Find and copy each line of the records where the string "Search" shows up.

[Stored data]
|---|
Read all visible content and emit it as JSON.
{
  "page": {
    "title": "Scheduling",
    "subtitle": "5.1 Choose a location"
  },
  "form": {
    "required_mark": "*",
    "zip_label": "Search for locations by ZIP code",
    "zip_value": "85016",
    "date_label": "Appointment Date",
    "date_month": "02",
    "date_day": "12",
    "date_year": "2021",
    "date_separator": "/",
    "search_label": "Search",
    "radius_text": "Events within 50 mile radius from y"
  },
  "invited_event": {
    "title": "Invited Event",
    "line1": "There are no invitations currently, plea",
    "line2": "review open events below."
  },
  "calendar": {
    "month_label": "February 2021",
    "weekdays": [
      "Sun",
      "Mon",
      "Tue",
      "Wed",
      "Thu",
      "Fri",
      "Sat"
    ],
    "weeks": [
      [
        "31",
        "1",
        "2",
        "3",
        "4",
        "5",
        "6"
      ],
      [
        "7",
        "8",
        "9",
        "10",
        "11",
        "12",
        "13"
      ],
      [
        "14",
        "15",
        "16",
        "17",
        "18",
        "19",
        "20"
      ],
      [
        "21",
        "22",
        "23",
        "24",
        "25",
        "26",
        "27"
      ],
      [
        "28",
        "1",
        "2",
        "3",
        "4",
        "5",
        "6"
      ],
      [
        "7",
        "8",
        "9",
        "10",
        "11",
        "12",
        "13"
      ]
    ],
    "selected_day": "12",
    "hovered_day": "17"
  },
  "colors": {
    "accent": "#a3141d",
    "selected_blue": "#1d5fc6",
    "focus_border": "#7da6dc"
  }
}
|---|
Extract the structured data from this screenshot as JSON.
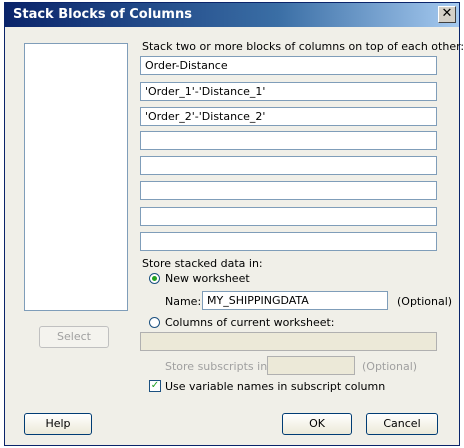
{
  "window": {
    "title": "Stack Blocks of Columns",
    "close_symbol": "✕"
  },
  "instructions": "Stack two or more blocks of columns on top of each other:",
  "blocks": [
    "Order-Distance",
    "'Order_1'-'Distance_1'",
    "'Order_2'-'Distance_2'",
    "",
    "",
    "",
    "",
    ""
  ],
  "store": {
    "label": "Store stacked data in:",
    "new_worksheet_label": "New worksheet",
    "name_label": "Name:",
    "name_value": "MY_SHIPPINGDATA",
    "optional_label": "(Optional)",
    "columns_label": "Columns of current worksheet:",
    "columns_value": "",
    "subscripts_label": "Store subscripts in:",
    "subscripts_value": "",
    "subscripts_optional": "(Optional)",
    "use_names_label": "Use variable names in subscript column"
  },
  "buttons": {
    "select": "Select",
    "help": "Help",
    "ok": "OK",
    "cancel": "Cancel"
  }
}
|---|
• **CORRECT RESPONSE**:
    "zip_label": "Search for locations by ZIP code",
    "search_label": "Search",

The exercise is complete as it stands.